(Dataset excerpt)
+ + +
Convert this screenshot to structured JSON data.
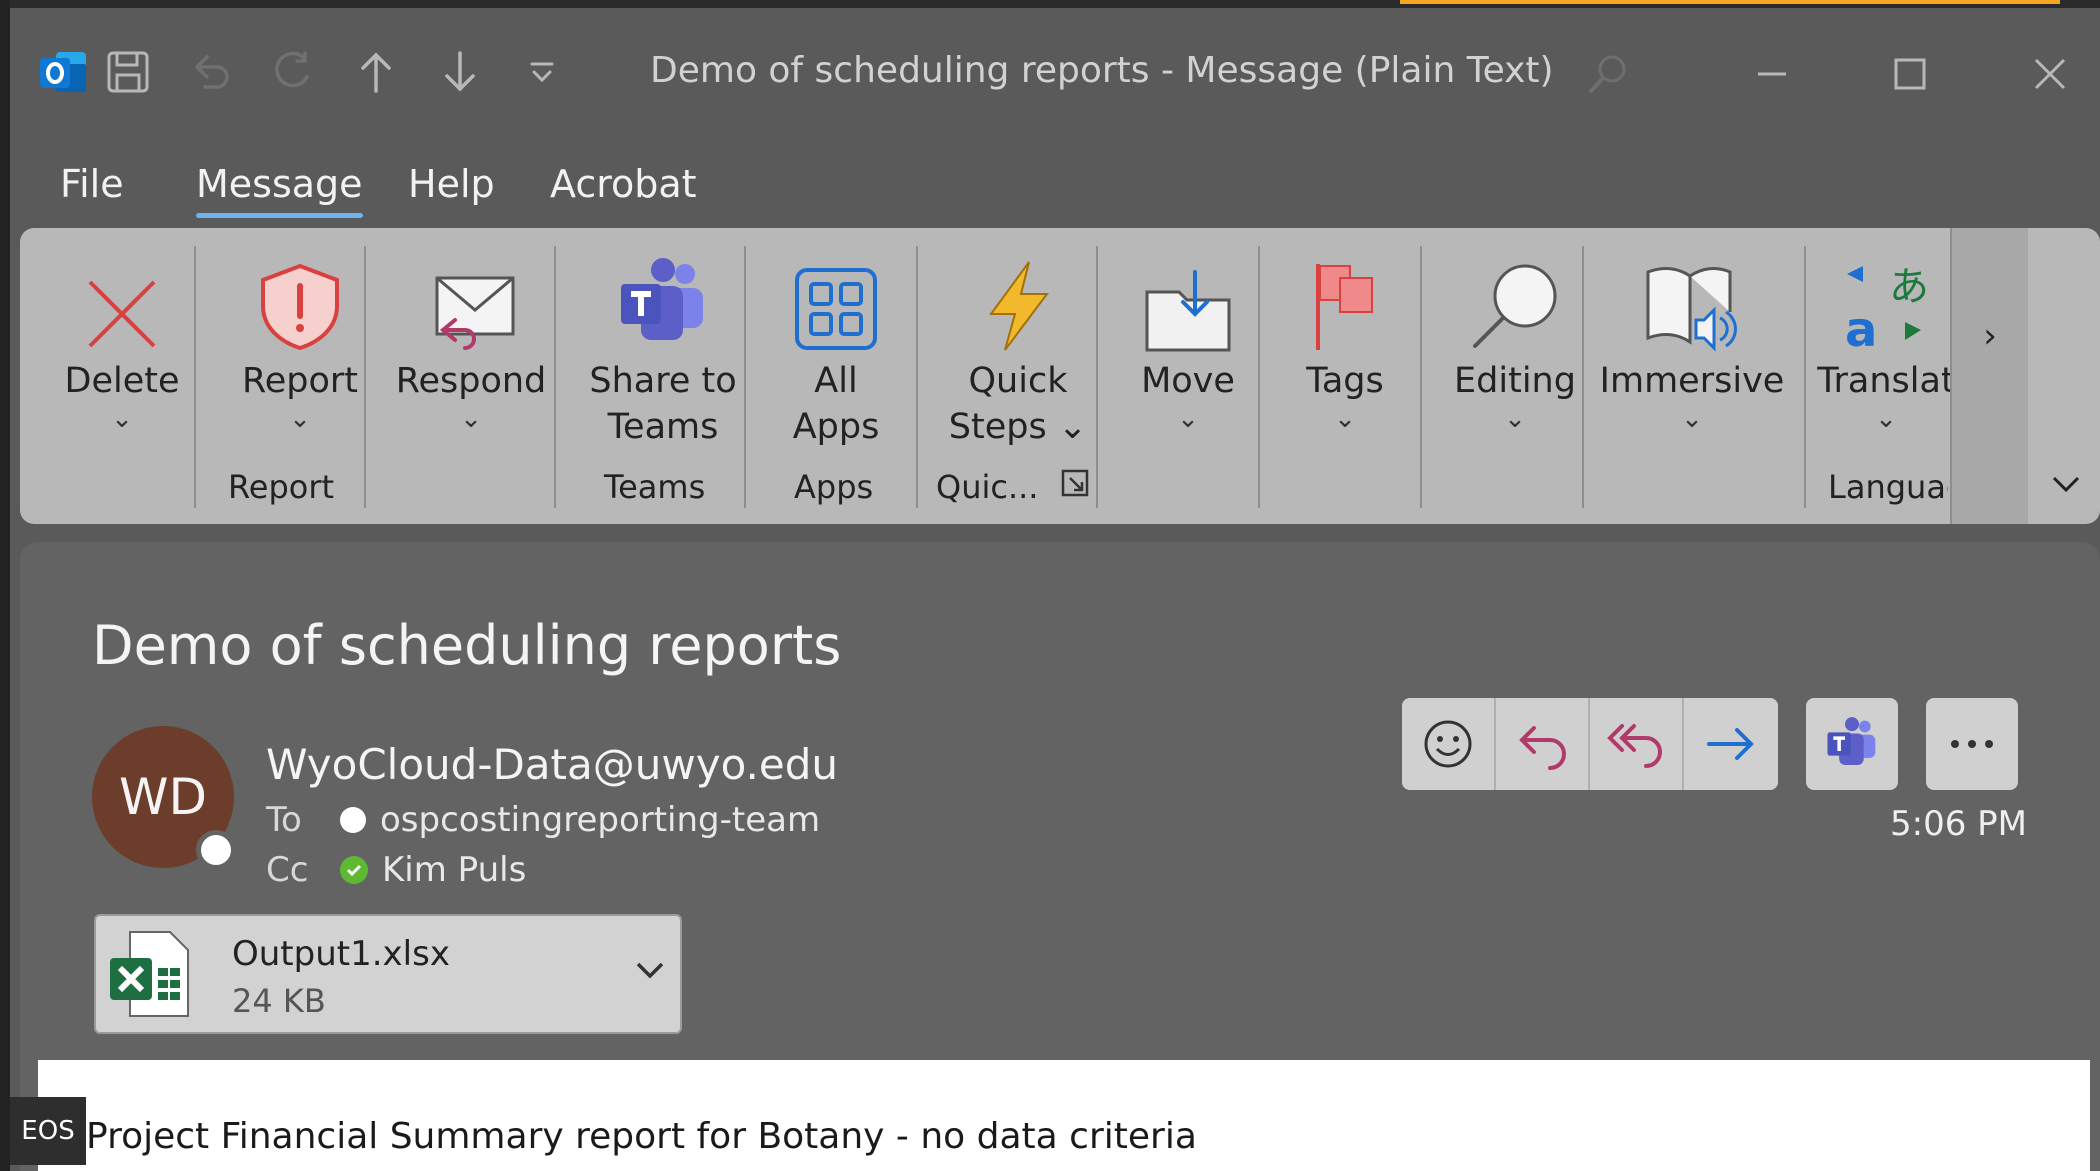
{
  "window": {
    "title": "Demo of scheduling reports  -  Message (Plain Text)"
  },
  "menu": {
    "tabs": [
      {
        "label": "File"
      },
      {
        "label": "Message"
      },
      {
        "label": "Help"
      },
      {
        "label": "Acrobat"
      }
    ]
  },
  "ribbon": {
    "buttons": {
      "delete": "Delete",
      "report": "Report",
      "respond": "Respond",
      "share_teams": "Share to\nTeams",
      "all_apps": "All\nApps",
      "quick_steps": "Quick\nSteps",
      "move": "Move",
      "tags": "Tags",
      "editing": "Editing",
      "immersive": "Immersive",
      "translate": "Translat"
    },
    "groups": {
      "report": "Report",
      "teams": "Teams",
      "apps": "Apps",
      "quick": "Quic...",
      "language": "Languag"
    }
  },
  "message": {
    "subject": "Demo of scheduling reports",
    "avatar_initials": "WD",
    "sender": "WyoCloud-Data@uwyo.edu",
    "to_label": "To",
    "to": "ospcostingreporting-team",
    "cc_label": "Cc",
    "cc": "Kim Puls",
    "time": "5:06 PM",
    "attachment": {
      "name": "Output1.xlsx",
      "size": "24 KB"
    },
    "body": "Project Financial Summary report for Botany - no data criteria"
  },
  "overlay": {
    "badge": "EOS"
  },
  "colors": {
    "accent": "#6fb2f2",
    "avatar": "#6b3d2a",
    "presence_green": "#5fb832",
    "excel_green": "#1d6f42",
    "teams_purple": "#5b5fc7"
  }
}
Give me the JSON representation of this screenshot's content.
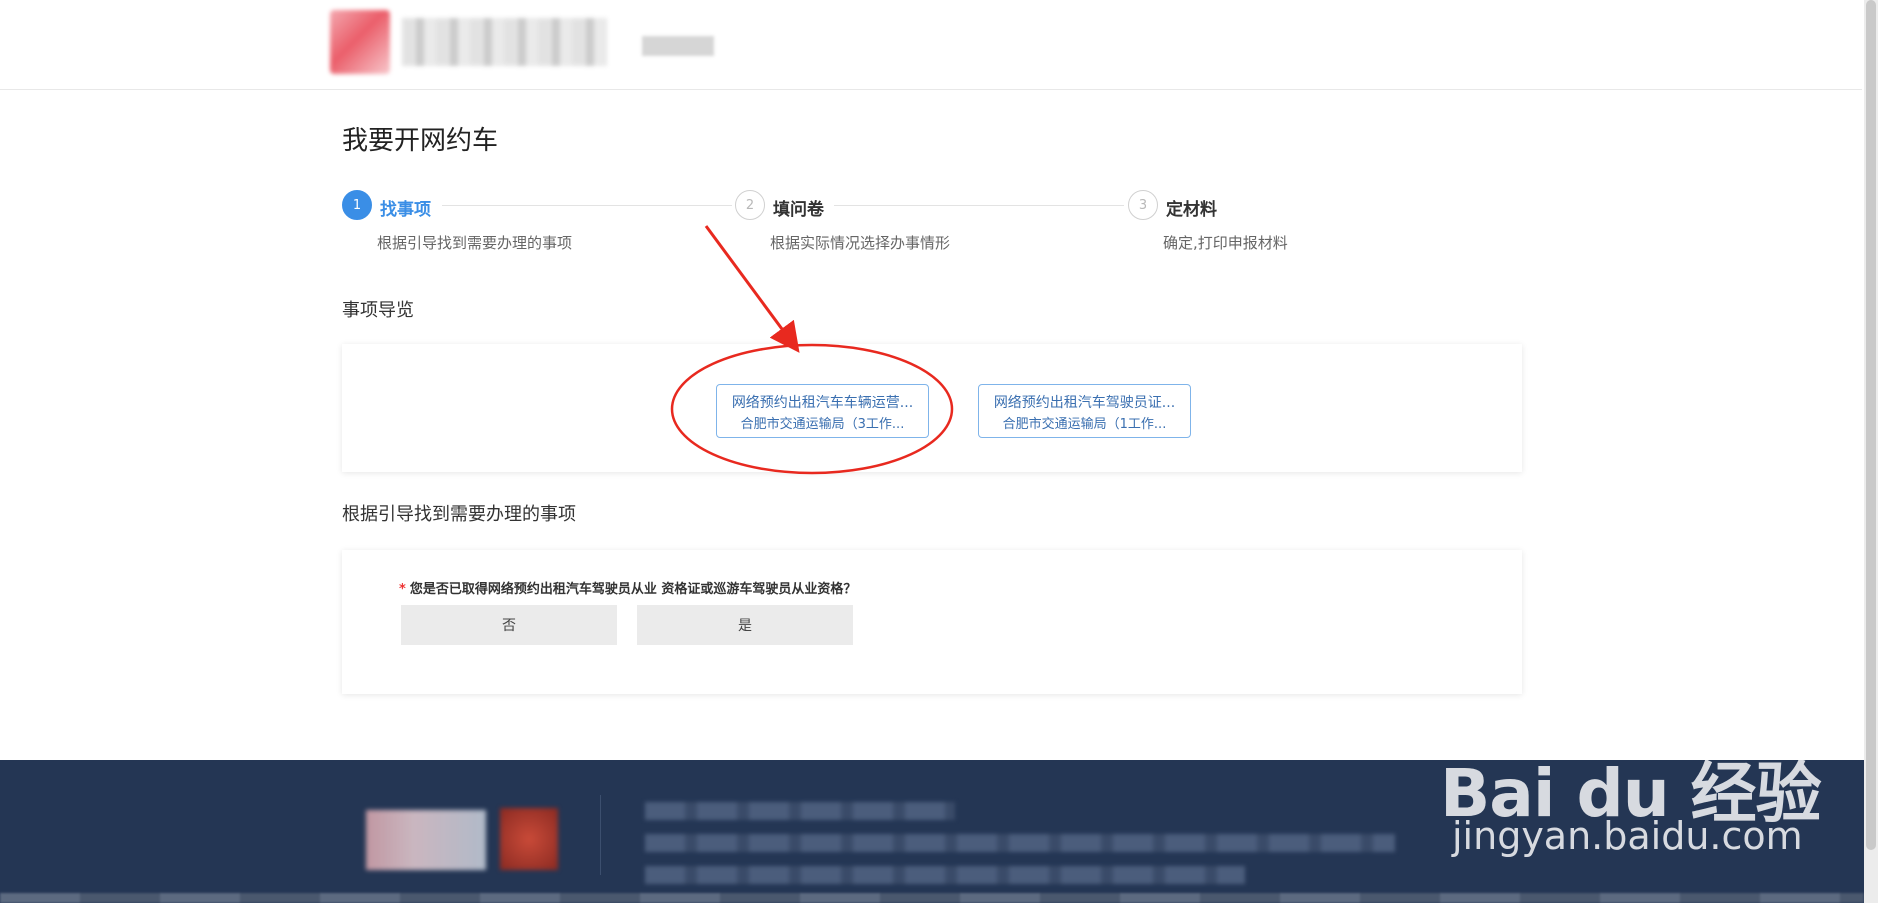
{
  "page": {
    "title": "我要开网约车"
  },
  "steps": [
    {
      "number": "1",
      "title": "找事项",
      "desc": "根据引导找到需要办理的事项",
      "active": true
    },
    {
      "number": "2",
      "title": "填问卷",
      "desc": "根据实际情况选择办事情形",
      "active": false
    },
    {
      "number": "3",
      "title": "定材料",
      "desc": "确定,打印申报材料",
      "active": false
    }
  ],
  "navigation": {
    "label": "事项导览",
    "items": [
      {
        "line1": "网络预约出租汽车车辆运营...",
        "line2": "合肥市交通运输局（3工作..."
      },
      {
        "line1": "网络预约出租汽车驾驶员证...",
        "line2": "合肥市交通运输局（1工作..."
      }
    ]
  },
  "guide": {
    "label": "根据引导找到需要办理的事项",
    "question": {
      "required_mark": "*",
      "text": "您是否已取得网络预约出租汽车驾驶员从业 资格证或巡游车驾驶员从业资格？",
      "options": [
        "否",
        "是"
      ]
    }
  },
  "watermark": {
    "brand": "Bai du 经验",
    "url": "jingyan.baidu.com"
  },
  "colors": {
    "accent": "#3a8ee6",
    "footer": "#243654",
    "annotation": "#e8291f"
  }
}
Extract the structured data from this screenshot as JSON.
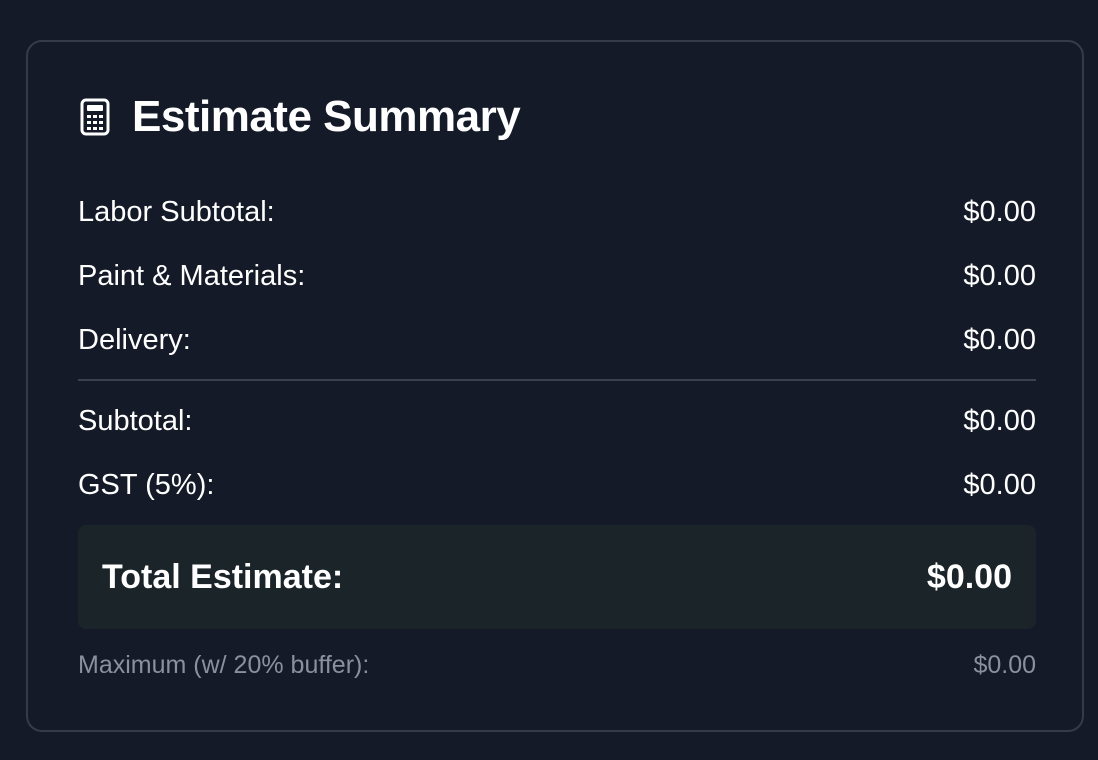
{
  "header": {
    "title": "Estimate Summary",
    "icon": "calculator-icon"
  },
  "rows": [
    {
      "label": "Labor Subtotal:",
      "value": "$0.00"
    },
    {
      "label": "Paint & Materials:",
      "value": "$0.00"
    },
    {
      "label": "Delivery:",
      "value": "$0.00"
    },
    {
      "label": "Subtotal:",
      "value": "$0.00"
    },
    {
      "label": "GST (5%):",
      "value": "$0.00"
    }
  ],
  "total": {
    "label": "Total Estimate:",
    "value": "$0.00"
  },
  "maximum": {
    "label": "Maximum (w/ 20% buffer):",
    "value": "$0.00"
  },
  "colors": {
    "background": "#141a27",
    "border": "#343b4a",
    "total_box": "#1b2428",
    "muted_text": "#8a909c",
    "text": "#ffffff"
  }
}
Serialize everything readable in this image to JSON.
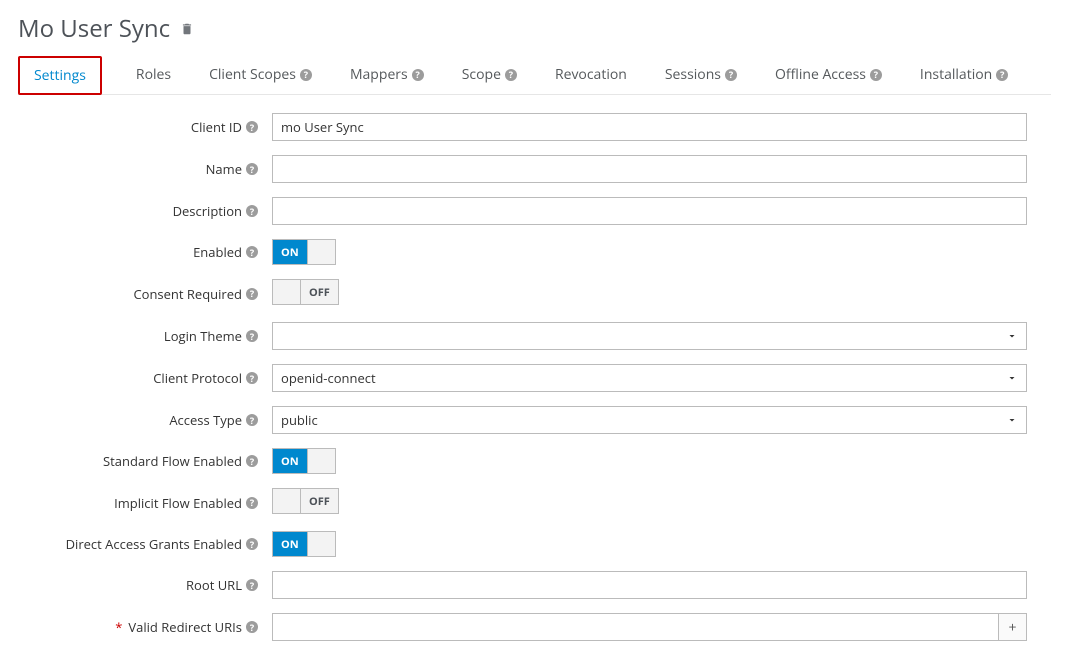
+ + +
__Written request__: Take the line with "Extract the structured" as the first line and the last line of the records above as the final one; reproduce exactly the lines between them, both included, without pictures.

__Response__:
Extract the structured data from this screenshot as JSON.
{
  "header": {
    "title": "Estimate Summary",
    "icon": "calculator-icon"
  },
  "rows": [
    {
      "label": "Labor Subtotal:",
      "value": "$0.00"
    },
    {
      "label": "Paint & Materials:",
      "value": "$0.00"
    },
    {
      "label": "Delivery:",
      "value": "$0.00"
    },
    {
      "label": "Subtotal:",
      "value": "$0.00"
    },
    {
      "label": "GST (5%):",
      "value": "$0.00"
    }
  ],
  "total": {
    "label": "Total Estimate:",
    "value": "$0.00"
  },
  "maximum": {
    "label": "Maximum (w/ 20% buffer):",
    "value": "$0.00"
  },
  "colors": {
    "background": "#141a27",
    "border": "#343b4a",
    "total_box": "#1b2428",
    "muted_text": "#8a909c",
    "text": "#ffffff"
  }
}
Serialize everything readable in this image to JSON.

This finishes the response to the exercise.